- [Problem]: Go through the entries below and collect each line with the string "Stack" in it.

** START OF Working data **

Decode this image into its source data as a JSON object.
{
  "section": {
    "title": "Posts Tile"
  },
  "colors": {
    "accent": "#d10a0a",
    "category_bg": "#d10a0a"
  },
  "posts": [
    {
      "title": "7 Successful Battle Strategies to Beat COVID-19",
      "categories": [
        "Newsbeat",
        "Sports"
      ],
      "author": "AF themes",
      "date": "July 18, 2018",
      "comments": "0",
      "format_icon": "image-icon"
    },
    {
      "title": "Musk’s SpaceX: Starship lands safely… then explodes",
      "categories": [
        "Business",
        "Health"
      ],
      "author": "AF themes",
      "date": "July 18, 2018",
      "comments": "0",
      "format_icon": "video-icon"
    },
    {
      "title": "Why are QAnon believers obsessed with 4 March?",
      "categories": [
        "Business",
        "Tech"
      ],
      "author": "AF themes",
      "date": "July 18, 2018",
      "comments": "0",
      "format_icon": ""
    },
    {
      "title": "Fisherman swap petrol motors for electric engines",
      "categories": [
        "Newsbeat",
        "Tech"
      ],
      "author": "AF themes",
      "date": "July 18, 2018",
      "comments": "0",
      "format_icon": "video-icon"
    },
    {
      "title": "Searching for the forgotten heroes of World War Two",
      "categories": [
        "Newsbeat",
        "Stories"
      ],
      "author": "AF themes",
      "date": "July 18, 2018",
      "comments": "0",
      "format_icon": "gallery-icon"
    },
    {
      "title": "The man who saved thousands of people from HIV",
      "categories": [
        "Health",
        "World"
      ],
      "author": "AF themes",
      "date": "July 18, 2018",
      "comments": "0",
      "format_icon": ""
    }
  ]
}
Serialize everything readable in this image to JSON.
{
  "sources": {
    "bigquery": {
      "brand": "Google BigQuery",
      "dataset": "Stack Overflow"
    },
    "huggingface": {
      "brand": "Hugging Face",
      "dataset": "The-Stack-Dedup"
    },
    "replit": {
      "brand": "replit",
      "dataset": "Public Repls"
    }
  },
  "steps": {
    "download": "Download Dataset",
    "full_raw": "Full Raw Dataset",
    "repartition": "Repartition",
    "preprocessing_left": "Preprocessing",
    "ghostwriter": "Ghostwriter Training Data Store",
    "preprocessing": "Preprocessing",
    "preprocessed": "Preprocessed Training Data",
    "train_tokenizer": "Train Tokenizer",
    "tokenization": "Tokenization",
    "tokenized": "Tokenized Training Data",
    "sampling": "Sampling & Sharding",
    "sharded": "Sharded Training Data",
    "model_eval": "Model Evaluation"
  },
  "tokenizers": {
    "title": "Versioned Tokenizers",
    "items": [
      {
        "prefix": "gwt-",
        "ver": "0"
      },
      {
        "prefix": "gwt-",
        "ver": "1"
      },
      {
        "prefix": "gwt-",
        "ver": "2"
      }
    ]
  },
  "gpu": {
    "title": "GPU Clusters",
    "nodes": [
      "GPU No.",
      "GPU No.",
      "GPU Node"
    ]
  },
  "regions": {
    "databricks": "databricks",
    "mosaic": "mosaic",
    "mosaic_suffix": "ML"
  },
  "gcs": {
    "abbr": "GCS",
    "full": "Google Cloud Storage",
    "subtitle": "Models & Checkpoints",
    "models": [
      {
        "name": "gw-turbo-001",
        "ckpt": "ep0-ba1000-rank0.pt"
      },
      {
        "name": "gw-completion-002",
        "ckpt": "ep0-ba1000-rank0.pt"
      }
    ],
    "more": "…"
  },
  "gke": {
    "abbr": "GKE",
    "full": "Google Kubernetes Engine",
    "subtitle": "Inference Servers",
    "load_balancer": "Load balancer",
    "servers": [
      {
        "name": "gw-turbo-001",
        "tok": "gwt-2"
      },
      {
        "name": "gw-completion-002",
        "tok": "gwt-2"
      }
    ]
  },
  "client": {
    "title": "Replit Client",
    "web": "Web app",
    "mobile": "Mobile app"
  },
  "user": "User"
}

** END OF Working data **

- [In response]:
      "dataset": "Stack Overflow"
      "dataset": "The-Stack-Dedup"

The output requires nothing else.